| BLOC DE TEXTE |
- - - - - - -

Digitalisation, plateformes, données : l’emploi et le travail en devenir, de nouveaux défis pour le dialogue social ? Act 3

36ème session nationale INTEFP-MODULE 4 – Voyage d’études en Europe (Berlin et Bruxelles du 3 au 8 mars 2019)

Si vous nous avez suivi depuis le début de l’aventure en juillet 2018, la 36ème session nationale de l’INTEFP dont j’ai le plaisir et le privilège de faire partie en qualité d’auditrice, a consolidé ses premiers constats sur le sol français puis aux Etats-Unis (cf articles modules 1 et 3) par un état des lieux et benchmark en Europe, en Allemagne puis en Belgique.

https://baconseilrh.fr/2019/02/01/digitalisation-plateformes-donnees-lemploi-et-le-travail-en-devenir-de-nouveaux-defis-pour-le-dialogue-social-acte-2

https://baconseilrh.fr/2019/01/11/digitalisation-plateformes-donnees-lemploi-et-le-travail-en-devenir-de-nouveaux-defis-pour-le-dialogue-social/

Des apports riches de différents acteurs clefs à Berlin (Ambassade, Ministère du Travail et des Affaires Sociales, Organisations syndicales comme IG Metall et patronales comme le BDA, Star-up Delivery Hero, Université technique de Berlin) puis à Bruxelles (CESE- Comité Economique et Social Européen, Fédération européenne des travailleurs des transports) :

La situation politique, économique et sociale, en bref selon selon l’Ambassade de France :

  • Une baisse récurrente du chômage depuis 2008 (2,37 Millions de chômeurs en 2018, taux de chômage au plus bas de 5%), avec la création d’emplois majoritairement à temps partiel, intérim et CDD, le développement des « mini-jobs » ; une diminution de l’indemnisation  (pour 1 jour cotisé, 50% d’acquisition de droits) avec plafonnement des indemnités à 2 000 euros sur un an ; excédent des caisses d’assurance chômage (17 Mrds) actuellement avec reversement aux allocations de dépendance (pauvreté accrue pour les personnes hors emploi, notamment les moins de 25 ans et les séniors)

- - - - - - -

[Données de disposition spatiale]
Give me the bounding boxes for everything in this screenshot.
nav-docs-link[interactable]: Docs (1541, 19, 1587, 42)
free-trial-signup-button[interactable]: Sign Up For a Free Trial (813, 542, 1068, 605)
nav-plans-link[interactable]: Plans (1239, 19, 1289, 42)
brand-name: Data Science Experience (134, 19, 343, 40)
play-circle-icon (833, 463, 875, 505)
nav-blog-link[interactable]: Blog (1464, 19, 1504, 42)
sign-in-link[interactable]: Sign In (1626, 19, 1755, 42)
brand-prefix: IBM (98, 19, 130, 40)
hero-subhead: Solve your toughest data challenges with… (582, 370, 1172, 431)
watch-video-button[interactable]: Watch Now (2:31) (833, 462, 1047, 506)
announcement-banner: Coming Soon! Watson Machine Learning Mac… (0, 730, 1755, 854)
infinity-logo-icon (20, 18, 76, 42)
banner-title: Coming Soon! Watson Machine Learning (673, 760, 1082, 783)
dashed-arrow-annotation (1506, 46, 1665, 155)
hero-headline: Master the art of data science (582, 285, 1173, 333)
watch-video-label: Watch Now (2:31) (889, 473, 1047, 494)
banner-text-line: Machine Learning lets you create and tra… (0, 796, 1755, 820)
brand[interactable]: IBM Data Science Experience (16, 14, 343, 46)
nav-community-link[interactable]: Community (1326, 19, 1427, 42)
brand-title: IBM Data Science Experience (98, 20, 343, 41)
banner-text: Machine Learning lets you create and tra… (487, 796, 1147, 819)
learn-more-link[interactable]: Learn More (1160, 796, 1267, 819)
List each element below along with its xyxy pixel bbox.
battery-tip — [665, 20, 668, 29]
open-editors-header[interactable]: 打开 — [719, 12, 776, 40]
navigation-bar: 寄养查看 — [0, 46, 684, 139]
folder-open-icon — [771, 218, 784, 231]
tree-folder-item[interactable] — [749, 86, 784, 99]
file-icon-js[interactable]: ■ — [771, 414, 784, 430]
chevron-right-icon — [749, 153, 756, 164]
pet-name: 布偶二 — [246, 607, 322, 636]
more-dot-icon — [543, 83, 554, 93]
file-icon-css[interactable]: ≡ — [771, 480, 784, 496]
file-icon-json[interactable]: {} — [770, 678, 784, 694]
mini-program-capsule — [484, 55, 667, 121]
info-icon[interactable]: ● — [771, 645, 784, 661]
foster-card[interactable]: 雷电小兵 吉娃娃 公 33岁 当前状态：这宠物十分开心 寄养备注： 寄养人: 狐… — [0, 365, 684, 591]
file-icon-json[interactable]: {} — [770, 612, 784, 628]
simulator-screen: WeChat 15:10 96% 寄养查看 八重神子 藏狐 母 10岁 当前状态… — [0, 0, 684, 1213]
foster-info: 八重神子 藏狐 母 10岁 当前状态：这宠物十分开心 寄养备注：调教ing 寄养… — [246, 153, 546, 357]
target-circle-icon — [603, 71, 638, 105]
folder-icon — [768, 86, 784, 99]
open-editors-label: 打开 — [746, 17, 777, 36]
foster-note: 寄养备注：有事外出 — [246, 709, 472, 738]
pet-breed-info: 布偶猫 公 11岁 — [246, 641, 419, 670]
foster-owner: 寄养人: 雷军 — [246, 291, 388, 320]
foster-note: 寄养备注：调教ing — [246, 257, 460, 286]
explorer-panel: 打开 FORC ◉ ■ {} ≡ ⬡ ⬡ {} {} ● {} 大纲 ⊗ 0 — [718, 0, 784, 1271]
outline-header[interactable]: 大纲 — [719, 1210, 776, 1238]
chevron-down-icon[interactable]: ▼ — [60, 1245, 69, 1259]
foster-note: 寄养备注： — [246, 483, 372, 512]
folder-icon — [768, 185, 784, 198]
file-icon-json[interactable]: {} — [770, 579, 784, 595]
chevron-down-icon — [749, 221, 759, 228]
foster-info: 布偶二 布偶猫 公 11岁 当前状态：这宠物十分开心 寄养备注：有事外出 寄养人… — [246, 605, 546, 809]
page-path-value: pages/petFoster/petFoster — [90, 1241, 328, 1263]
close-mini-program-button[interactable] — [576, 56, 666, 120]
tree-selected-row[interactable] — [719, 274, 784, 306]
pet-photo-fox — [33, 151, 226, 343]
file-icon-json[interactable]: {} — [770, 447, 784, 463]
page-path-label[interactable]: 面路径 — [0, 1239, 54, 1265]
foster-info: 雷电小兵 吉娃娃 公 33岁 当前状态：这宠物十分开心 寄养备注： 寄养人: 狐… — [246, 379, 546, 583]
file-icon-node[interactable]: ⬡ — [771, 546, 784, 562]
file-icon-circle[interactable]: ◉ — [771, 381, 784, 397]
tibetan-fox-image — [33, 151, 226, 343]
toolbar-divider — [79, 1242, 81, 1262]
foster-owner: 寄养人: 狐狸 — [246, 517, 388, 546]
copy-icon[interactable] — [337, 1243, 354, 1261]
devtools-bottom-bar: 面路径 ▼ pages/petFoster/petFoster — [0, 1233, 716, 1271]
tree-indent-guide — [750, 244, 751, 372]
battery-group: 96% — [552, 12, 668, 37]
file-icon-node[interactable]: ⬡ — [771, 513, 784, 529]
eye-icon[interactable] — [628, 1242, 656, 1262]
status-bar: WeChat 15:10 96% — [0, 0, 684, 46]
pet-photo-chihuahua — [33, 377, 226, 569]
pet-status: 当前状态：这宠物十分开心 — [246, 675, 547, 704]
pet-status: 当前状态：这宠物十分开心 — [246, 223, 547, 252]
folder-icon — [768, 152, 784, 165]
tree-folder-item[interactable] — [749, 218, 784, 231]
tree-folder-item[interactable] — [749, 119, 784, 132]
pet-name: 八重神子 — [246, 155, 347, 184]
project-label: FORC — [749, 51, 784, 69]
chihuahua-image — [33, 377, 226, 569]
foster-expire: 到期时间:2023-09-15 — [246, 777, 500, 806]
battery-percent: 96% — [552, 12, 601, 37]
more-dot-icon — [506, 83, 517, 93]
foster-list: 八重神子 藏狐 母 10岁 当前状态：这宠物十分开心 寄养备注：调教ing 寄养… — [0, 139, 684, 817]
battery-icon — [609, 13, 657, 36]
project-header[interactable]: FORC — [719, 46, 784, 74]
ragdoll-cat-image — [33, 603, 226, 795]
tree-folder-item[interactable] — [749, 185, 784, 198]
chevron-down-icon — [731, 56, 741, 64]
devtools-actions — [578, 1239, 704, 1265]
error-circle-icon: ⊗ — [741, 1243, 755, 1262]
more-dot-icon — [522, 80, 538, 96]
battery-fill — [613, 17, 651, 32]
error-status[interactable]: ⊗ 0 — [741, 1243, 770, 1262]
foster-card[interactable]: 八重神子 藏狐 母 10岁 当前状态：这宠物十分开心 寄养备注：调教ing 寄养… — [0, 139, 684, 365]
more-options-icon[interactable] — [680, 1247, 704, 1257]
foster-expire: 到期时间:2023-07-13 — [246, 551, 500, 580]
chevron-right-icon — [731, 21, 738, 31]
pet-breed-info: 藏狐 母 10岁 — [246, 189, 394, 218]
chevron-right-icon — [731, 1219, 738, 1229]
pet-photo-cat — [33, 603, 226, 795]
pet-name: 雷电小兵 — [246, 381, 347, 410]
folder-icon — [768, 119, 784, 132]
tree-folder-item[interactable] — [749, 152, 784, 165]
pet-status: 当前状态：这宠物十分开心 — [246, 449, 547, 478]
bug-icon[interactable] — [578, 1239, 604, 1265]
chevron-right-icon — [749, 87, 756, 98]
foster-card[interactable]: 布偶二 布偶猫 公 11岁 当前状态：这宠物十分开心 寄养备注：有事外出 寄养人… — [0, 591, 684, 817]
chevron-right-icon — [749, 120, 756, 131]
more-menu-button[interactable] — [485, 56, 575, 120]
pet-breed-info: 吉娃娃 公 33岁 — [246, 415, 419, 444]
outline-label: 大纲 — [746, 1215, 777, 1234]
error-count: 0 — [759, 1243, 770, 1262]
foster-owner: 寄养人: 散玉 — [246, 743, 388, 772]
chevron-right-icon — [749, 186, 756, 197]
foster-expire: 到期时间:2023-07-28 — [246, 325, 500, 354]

- - - - - - -

| DESCRIPTION DE L'EXERCICE |
Poursuivez le texte sur la digitalisation et le dialogue social en partant de sa dernière phrase.

| RÉPONSE ATTENDUE |
  • 3 niveaux de négociation en Allemagne (la loi, la branche puis l’entreprise avec possibilité de négocier si la branche donne une ouverture en ce sens) sur des sujets orientés salaire (existence d’un SMIC depuis 2015 de 9,19 euros au 1er janvier 2019), temps de travail, et compétences plus récemment
  • Une législation du travail assez stable avec un droit de grève encadré (seul un syndicat peut lancer une grève et uniquement lors de la négociation d’un accord en cours, pas pendant la durée de validité de l’accord)
  • Des limites au dialogue social avec des faiblesses structurelles : baisse de la couverture par accord collectif (48% des entreprises non couvertes, notamment les activités de services, start-up, l’économie numérique, le télétravail) ; une évolution récente du dialogue social allemand qui cherche à se réinventer pour prévenir notamment des impacts de la numérisation (emplois menacés, pénurie de main d’œuvre peu qualifiée …)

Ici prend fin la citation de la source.